§ Description of the task
Your task is to copy every line below that contains the word "Field".

[[ Given records, beginning ]]

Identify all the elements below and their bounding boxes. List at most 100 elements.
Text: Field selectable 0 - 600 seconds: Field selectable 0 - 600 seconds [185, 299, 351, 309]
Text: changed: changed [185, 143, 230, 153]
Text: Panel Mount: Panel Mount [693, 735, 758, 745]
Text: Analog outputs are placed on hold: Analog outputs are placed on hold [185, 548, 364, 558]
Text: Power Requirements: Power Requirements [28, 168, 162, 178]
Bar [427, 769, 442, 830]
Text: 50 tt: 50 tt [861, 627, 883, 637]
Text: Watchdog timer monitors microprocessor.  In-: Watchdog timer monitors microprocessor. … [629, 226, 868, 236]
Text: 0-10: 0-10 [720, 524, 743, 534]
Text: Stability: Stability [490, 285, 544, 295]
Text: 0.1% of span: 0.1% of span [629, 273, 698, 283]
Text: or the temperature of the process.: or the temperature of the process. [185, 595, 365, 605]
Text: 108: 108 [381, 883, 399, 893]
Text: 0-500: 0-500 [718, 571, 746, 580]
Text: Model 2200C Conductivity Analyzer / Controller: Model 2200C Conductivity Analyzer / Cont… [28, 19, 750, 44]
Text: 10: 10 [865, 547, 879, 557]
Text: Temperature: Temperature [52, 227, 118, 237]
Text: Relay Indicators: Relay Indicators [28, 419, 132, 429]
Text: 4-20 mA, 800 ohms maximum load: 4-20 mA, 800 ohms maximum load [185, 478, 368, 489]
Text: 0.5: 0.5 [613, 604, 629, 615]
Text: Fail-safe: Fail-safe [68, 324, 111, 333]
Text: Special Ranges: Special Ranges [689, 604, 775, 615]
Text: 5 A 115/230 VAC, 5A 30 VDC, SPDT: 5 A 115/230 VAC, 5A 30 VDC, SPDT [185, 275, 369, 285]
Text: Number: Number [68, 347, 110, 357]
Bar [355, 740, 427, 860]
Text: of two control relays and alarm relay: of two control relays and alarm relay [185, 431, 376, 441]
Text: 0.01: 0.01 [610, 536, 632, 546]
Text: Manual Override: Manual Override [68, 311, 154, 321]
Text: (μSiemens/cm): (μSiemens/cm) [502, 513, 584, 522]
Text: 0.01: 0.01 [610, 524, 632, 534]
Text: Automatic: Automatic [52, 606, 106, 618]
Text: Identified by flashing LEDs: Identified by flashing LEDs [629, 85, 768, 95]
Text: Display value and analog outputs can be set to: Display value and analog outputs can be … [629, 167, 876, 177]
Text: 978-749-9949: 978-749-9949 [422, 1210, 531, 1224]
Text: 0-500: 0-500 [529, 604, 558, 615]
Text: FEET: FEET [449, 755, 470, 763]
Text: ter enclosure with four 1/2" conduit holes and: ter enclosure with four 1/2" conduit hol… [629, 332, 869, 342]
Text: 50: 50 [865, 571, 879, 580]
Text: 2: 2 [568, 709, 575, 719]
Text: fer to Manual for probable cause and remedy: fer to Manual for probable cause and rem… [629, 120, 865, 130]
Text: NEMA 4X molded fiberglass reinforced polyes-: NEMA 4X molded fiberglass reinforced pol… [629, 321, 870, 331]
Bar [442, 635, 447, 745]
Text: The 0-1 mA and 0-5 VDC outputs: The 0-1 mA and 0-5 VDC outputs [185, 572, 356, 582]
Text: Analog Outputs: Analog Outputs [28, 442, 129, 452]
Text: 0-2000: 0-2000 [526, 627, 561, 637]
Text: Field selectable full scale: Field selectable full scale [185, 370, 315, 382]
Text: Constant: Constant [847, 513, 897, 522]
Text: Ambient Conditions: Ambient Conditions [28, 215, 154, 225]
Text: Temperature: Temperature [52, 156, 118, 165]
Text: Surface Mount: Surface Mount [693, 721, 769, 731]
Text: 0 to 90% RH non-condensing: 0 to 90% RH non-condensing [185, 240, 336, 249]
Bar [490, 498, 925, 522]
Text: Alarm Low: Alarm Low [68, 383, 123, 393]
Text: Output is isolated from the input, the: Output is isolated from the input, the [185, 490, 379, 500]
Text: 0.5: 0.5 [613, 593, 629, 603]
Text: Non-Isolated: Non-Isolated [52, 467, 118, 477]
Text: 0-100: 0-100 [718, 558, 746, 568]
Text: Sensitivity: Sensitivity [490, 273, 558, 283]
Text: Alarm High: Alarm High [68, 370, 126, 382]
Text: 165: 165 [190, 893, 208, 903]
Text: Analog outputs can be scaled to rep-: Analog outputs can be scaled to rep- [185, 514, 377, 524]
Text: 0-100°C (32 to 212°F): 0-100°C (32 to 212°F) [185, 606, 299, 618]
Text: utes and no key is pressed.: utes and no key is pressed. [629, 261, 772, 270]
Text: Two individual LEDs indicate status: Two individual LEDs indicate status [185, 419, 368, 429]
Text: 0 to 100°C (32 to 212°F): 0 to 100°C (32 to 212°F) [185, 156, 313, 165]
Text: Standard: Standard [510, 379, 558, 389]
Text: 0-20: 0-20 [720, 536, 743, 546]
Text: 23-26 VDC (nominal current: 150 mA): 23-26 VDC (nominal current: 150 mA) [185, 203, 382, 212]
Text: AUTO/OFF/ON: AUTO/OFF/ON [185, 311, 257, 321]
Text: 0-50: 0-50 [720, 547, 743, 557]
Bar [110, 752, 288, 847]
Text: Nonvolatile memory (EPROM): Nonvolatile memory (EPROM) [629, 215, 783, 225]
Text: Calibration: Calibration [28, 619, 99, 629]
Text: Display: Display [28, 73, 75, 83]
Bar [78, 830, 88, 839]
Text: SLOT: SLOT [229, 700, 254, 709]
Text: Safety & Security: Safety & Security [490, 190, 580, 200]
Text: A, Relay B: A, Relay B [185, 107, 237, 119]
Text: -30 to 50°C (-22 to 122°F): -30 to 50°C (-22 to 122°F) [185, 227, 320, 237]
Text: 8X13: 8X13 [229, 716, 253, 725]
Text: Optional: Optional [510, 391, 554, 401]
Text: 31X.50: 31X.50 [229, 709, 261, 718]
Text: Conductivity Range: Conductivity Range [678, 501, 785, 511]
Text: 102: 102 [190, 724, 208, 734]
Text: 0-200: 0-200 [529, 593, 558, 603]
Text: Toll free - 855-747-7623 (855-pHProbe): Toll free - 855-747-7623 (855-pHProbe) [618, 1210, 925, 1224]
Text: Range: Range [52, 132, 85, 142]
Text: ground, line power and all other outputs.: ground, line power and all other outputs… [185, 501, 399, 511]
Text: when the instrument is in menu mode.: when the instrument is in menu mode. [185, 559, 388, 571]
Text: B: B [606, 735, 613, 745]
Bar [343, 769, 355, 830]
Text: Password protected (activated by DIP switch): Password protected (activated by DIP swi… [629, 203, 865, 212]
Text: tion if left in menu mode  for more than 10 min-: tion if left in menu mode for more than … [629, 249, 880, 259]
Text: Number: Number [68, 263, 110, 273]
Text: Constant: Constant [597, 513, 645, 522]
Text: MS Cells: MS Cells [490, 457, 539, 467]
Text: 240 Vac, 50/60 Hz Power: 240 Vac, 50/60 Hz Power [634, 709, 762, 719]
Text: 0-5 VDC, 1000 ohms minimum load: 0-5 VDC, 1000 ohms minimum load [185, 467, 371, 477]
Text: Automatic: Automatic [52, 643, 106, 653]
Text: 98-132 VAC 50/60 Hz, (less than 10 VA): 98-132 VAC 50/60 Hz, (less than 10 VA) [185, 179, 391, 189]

[[ Given records, end ]]

§ Final answer
Text: Field selectable 0 - 600 seconds: Field selectable 0 - 600 seconds [185, 299, 351, 309]
Text: Field selectable full scale: Field selectable full scale [185, 370, 315, 382]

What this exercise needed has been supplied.